** start Text section **

As always, sometimes less is more, but you will never have art in any game without any technology whatsoever. From there on, the range of possibilities for artists increase as technology enables more. It is of course absolutely true that given a good 2D artist, you can make a great looking 2D game on almost any platform that was released in the last 20 years. Even there though the available memory for storage and RAM are going to count for the scope of work possible.

Taking it from there, good luck to an artist who wants to create something that has a nice interplay of shadows and lights in an engine that only supports one light and shadow one object (with ugly, ragged shadows to boot). Sure, you can limit yourself to making something that still looks good, like some kind of cool near binary black and white stuff.

But to make a simple summary: you can't extoll the virtues of HDR for artists on the one hand, and the irrelevance of technological advancements on the other.

** end Text section **

- **To-do list**
[a] Extract every row below that contains the string "caption", matching case exactly.
[b] Continue the passage on technology and art in games from its last sentence.

** start Data in this exercise **

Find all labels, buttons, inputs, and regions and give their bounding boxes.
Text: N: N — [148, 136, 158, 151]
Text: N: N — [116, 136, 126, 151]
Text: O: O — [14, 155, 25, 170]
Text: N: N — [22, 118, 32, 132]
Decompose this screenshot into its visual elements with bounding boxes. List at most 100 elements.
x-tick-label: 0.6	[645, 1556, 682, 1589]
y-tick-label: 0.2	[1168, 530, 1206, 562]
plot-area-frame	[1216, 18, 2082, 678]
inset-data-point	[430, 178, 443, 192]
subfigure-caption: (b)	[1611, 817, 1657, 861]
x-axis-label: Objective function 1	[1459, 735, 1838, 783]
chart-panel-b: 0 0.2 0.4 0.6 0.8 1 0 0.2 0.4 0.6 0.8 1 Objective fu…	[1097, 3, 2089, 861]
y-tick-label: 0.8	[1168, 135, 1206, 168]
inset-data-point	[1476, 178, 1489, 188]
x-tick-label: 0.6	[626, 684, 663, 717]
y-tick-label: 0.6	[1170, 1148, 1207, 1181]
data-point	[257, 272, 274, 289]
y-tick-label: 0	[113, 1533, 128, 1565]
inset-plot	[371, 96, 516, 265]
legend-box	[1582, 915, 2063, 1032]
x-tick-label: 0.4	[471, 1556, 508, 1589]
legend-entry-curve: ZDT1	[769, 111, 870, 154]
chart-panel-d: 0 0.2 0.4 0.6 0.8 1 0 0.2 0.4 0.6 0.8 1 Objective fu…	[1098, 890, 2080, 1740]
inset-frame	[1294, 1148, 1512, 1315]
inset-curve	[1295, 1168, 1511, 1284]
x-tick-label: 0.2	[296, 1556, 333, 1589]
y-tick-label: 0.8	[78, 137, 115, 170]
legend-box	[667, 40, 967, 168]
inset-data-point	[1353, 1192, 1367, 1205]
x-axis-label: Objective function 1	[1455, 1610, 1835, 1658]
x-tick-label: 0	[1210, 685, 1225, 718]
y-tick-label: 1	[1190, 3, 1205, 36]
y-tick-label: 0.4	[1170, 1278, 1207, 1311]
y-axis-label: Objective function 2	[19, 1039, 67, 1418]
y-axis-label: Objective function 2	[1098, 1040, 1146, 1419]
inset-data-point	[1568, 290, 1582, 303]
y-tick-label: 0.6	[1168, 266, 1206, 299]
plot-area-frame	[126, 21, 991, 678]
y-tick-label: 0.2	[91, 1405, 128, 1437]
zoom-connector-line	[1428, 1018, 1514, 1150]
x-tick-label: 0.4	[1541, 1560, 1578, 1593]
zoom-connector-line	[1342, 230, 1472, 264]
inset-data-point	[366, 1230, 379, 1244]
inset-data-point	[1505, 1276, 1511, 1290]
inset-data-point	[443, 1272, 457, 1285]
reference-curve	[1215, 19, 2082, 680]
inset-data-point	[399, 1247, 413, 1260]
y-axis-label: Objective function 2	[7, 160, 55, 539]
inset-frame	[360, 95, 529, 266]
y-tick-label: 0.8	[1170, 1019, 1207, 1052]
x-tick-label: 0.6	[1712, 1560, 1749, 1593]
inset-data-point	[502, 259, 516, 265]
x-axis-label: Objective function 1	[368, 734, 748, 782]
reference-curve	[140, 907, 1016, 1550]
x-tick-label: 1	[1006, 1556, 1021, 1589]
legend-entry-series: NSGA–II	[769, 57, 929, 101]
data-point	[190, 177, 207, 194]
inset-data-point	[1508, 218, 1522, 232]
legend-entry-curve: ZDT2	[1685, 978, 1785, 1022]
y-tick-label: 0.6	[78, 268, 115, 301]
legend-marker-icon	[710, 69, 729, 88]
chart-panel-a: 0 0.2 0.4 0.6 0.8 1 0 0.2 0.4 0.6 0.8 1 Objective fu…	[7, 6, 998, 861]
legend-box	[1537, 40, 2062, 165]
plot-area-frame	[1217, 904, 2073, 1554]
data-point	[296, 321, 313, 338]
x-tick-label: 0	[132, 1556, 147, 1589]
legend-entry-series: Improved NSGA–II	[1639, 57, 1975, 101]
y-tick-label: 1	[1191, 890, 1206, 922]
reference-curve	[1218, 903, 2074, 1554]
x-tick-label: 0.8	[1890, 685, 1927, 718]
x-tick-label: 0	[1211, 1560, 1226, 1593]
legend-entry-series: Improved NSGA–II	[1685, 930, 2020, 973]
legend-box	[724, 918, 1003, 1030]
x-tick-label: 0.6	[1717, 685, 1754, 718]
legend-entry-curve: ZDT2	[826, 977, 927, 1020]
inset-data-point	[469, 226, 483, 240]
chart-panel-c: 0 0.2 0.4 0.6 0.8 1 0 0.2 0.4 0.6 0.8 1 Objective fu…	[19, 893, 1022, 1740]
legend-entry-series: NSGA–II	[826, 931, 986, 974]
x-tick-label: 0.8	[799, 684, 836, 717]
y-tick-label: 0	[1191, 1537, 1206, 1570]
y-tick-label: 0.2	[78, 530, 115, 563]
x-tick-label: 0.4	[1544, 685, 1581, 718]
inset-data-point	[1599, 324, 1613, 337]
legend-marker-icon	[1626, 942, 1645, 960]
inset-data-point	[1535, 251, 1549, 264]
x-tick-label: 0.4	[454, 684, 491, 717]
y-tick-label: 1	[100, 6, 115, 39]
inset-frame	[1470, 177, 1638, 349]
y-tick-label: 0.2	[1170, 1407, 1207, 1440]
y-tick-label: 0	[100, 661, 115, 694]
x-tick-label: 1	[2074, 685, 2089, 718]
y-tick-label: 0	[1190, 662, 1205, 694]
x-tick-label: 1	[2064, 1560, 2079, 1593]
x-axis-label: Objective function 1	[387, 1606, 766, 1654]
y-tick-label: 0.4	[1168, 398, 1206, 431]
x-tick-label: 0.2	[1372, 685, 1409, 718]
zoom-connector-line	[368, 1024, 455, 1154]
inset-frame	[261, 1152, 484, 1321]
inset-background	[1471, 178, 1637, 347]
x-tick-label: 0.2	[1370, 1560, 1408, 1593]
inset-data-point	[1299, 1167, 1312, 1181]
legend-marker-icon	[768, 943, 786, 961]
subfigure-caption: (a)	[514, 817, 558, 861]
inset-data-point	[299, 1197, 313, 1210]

** end Data in this exercise **

- **Answer set**
[a]
subfigure-caption: (b)	[1611, 817, 1657, 861]
subfigure-caption: (a)	[514, 817, 558, 861]

[b]
Also, I think if we're taking the OP's question at face value, surely we're discussing primarily algorithmic advancements rather than anything else because the hardware is fixed. I think that encoding HDR values in a different way, or inventing algorithms like MLAA, or new ways of dealing with shadows, deferred rendering to increase the amount of lights possible, all those things make important contributions.

I do by the way that tools are important and frequently overlooked. And yes, the value of hardware is often overrated and underused.

I still do also think that hardware is underused in terms of providing gameplay experiences that are not simply better graphics or sound. I think this is one of the reasons why the Wii was successful - new (motion) controllers give much more direct cause for new gameplay rather than more graphics and sound capabilities, which is clearly witnessed by current HD consoles having mostly games that are HD versions of last generation games, in general.
 
I guess we'll see with open world game Infamous 2 right around the corner. I believe they are shooting for 60fps at 720p. I think, as far a s clock cycles are concerned, PS3 has just reached it's limit with these batch of AAA 1st party games.
Where have you heard about Infamous 2 being 60fps?I seriously doubt they are shooting for 60fps in open world game.It certainly does not make much sense and since R* games usually run even at sub 30fps I can't imagine this running at twice higher frame rate.

On topic,I do believe the consoles are clearly reaching their limits mainly because RAM and GPUs.Now its all about better usage of tricks and tunning the tech that is important to developers vision and dumping the "unnecessary" ones.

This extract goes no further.